--- START Exercise inputs ---
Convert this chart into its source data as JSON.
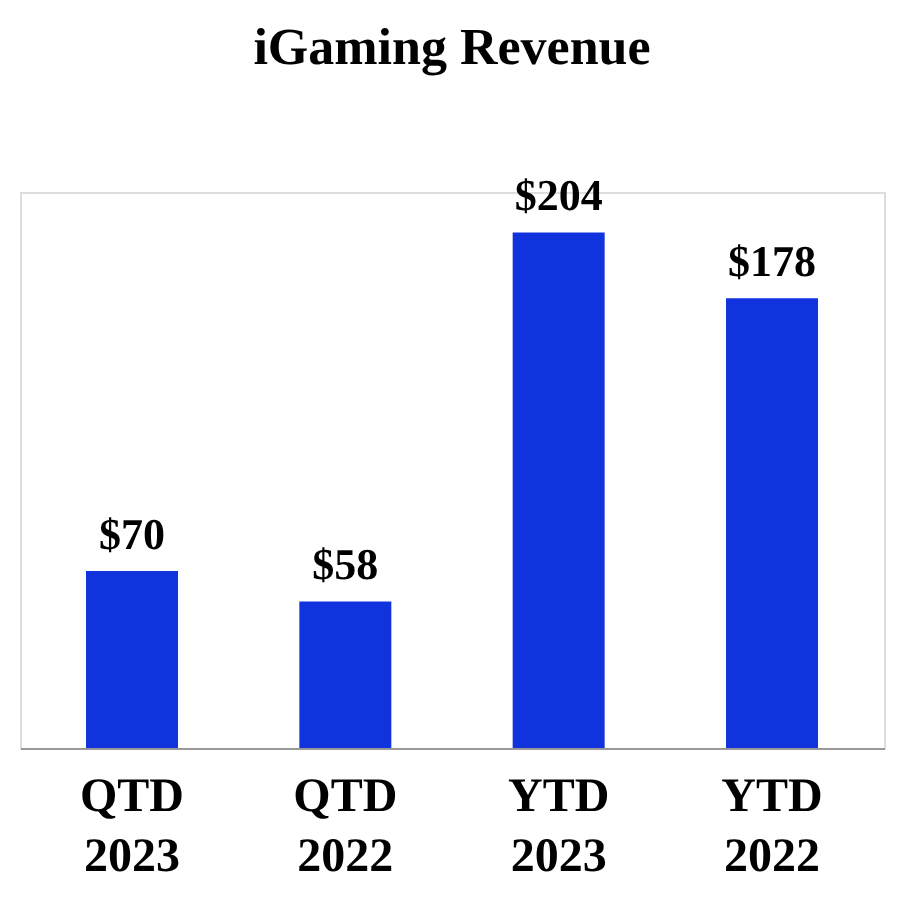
{
  "chart_data": {
    "type": "bar",
    "title": "iGaming Revenue",
    "categories": [
      "QTD\n2023",
      "QTD\n2022",
      "YTD\n2023",
      "YTD\n2022"
    ],
    "values": [
      70,
      58,
      204,
      178
    ],
    "value_labels": [
      "$70",
      "$58",
      "$204",
      "$178"
    ],
    "color": "#1133dd"
  }
}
--- END Exercise inputs ---
Written request:
Verbatim reproduction of every record is required; images are left out.

Full solution:
Convert this chart into its source data as JSON.
{
  "chart_data": {
    "type": "bar",
    "title": "iGaming Revenue",
    "categories": [
      "QTD\n2023",
      "QTD\n2022",
      "YTD\n2023",
      "YTD\n2022"
    ],
    "values": [
      70,
      58,
      204,
      178
    ],
    "value_labels": [
      "$70",
      "$58",
      "$204",
      "$178"
    ],
    "color": "#1133dd"
  }
}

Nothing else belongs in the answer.